-- start Data section --

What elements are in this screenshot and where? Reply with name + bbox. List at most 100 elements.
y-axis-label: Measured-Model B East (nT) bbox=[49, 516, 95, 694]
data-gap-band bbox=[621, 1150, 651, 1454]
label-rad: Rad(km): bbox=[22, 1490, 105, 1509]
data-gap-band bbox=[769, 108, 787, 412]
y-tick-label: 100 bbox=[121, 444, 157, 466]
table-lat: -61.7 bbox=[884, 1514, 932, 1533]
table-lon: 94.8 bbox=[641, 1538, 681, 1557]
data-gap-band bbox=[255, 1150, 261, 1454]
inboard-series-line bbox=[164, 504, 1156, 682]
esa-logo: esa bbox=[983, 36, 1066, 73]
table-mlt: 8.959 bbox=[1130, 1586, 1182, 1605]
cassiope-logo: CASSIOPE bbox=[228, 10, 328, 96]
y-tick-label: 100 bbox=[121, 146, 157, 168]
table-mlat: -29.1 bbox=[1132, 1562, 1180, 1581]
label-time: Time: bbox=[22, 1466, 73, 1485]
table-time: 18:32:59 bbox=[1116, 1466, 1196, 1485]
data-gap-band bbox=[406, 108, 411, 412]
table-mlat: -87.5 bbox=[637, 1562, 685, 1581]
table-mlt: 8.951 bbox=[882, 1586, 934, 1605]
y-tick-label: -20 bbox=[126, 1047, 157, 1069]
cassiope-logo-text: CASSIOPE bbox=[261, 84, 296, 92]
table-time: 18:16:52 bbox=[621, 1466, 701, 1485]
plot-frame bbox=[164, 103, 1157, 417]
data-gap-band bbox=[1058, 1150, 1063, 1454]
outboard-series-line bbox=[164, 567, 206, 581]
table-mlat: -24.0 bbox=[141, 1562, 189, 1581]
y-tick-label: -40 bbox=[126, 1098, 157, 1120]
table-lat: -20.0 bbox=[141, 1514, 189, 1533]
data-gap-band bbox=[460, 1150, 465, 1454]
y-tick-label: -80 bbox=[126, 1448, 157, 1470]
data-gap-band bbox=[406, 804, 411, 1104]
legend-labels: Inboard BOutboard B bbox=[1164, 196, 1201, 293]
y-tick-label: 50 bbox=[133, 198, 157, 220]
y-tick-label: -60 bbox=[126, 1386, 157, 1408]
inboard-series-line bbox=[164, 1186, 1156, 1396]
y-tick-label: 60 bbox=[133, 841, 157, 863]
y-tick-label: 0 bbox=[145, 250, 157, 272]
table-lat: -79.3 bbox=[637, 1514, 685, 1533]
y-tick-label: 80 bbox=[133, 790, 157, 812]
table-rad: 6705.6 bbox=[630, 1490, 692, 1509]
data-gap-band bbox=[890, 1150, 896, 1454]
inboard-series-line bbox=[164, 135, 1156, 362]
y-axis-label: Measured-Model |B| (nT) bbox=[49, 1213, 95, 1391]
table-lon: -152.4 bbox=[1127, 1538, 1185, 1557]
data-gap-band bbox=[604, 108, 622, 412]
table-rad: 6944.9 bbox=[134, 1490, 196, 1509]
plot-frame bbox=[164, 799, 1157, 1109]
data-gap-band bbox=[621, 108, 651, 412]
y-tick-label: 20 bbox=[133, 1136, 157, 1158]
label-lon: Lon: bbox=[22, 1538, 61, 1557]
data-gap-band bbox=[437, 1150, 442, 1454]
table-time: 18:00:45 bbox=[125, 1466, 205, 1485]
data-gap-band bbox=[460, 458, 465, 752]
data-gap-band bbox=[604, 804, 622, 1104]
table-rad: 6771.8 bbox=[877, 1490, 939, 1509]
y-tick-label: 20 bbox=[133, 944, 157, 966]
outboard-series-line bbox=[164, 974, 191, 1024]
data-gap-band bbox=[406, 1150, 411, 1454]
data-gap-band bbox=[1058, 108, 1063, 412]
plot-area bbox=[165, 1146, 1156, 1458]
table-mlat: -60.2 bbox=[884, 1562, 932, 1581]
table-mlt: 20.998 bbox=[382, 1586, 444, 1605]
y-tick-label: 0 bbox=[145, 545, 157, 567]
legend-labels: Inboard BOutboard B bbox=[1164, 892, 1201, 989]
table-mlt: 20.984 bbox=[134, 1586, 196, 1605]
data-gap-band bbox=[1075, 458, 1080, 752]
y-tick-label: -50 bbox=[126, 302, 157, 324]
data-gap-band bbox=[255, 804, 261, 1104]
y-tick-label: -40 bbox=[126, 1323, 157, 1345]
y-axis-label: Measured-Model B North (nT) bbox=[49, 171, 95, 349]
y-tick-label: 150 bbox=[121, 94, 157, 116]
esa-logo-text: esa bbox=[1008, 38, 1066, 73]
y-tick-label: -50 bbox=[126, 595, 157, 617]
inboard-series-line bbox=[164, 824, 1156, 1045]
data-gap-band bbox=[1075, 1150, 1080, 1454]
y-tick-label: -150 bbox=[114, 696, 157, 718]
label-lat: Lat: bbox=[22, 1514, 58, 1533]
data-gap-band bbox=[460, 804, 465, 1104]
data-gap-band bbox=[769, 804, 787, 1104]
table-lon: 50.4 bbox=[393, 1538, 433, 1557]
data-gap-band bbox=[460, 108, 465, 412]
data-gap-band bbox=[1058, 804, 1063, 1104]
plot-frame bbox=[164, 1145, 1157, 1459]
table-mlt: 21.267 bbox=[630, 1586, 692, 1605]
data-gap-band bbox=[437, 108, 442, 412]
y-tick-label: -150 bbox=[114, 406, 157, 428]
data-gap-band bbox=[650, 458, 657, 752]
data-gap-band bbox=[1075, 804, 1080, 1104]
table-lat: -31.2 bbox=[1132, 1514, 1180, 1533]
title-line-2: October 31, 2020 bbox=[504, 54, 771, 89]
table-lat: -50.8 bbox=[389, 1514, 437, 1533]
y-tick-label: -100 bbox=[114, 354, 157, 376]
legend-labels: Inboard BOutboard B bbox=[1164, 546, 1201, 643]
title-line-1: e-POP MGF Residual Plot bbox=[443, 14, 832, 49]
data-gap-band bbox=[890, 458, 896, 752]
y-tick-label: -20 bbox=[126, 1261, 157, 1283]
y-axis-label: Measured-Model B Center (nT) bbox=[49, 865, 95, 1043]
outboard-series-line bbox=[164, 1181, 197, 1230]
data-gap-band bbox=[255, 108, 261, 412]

-- end Data section --

▸ **Exercise instructions**:
Copy the records word for word, starting at the first line and ending with the line that contains "data-gap-band bbox=[460, 1150, 465, 1454]", including that line.

▸ **Response to this exercise**:
What elements are in this screenshot and where? Reply with name + bbox. List at most 100 elements.
y-axis-label: Measured-Model B East (nT) bbox=[49, 516, 95, 694]
data-gap-band bbox=[621, 1150, 651, 1454]
label-rad: Rad(km): bbox=[22, 1490, 105, 1509]
data-gap-band bbox=[769, 108, 787, 412]
y-tick-label: 100 bbox=[121, 444, 157, 466]
table-lat: -61.7 bbox=[884, 1514, 932, 1533]
table-lon: 94.8 bbox=[641, 1538, 681, 1557]
data-gap-band bbox=[255, 1150, 261, 1454]
inboard-series-line bbox=[164, 504, 1156, 682]
esa-logo: esa bbox=[983, 36, 1066, 73]
table-mlt: 8.959 bbox=[1130, 1586, 1182, 1605]
cassiope-logo: CASSIOPE bbox=[228, 10, 328, 96]
y-tick-label: 100 bbox=[121, 146, 157, 168]
table-mlat: -29.1 bbox=[1132, 1562, 1180, 1581]
label-time: Time: bbox=[22, 1466, 73, 1485]
table-time: 18:32:59 bbox=[1116, 1466, 1196, 1485]
data-gap-band bbox=[406, 108, 411, 412]
table-mlat: -87.5 bbox=[637, 1562, 685, 1581]
table-mlt: 8.951 bbox=[882, 1586, 934, 1605]
y-tick-label: -20 bbox=[126, 1047, 157, 1069]
cassiope-logo-text: CASSIOPE bbox=[261, 84, 296, 92]
table-time: 18:16:52 bbox=[621, 1466, 701, 1485]
plot-frame bbox=[164, 103, 1157, 417]
data-gap-band bbox=[1058, 1150, 1063, 1454]
outboard-series-line bbox=[164, 567, 206, 581]
table-mlat: -24.0 bbox=[141, 1562, 189, 1581]
y-tick-label: -40 bbox=[126, 1098, 157, 1120]
table-lat: -20.0 bbox=[141, 1514, 189, 1533]
data-gap-band bbox=[460, 1150, 465, 1454]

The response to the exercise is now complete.